Task directions:
Repeat every entry word for word, skipping the pictures.

Material:
◆ ◆ ◆ ◆ ◆
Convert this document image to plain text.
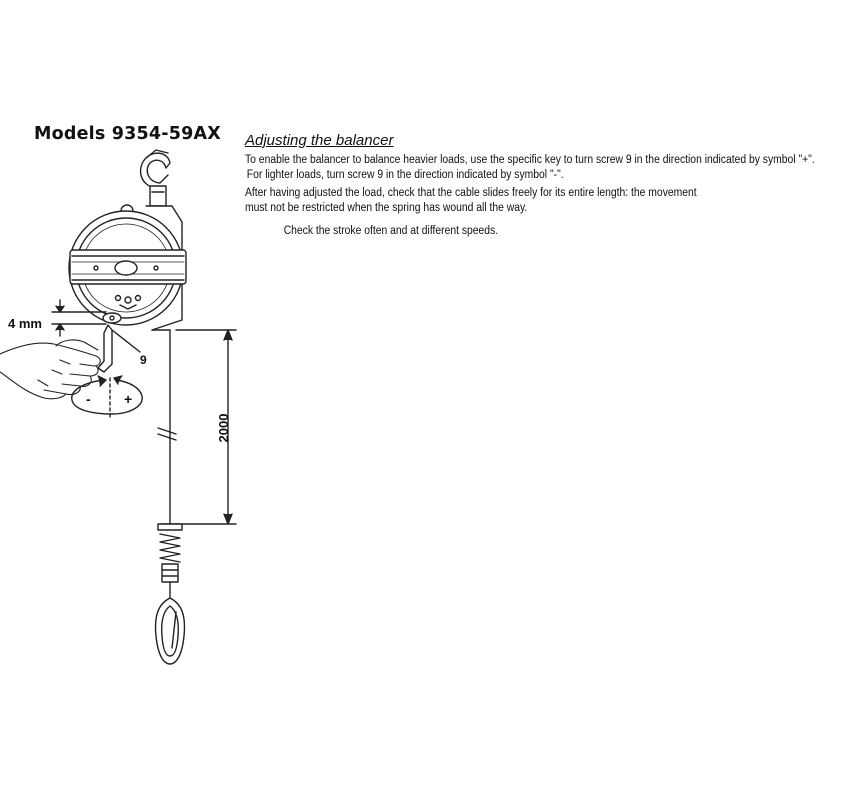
Models 9354-59AX Adjusting the balancer

To enable the balancer to balance heavier loads, use the specific key to turn screw 9 in the direction indicated by symbol "+".

For lighter loads, turn screw 9 in the direction indicated by symbol "-".

After having adjusted the load, check that the cable slides freely for its entire length: the movement

must not be restricted when the spring has wound all the way.

Check the stroke often and at different speeds.

4 mm
9
2000
- +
◆ ◆ ◆ ◆ ◆
Full solution:
Convert this document image to plain text.
Models 9354-59AX Adjusting the balancer

To enable the balancer to balance heavier loads, use the specific key to turn screw 9 in the direction indicated by symbol "+".

For lighter loads, turn screw 9 in the direction indicated by symbol "-".

After having adjusted the load, check that the cable slides freely for its entire length: the movement

must not be restricted when the spring has wound all the way.

Check the stroke often and at different speeds.

4 mm
9
2000
- +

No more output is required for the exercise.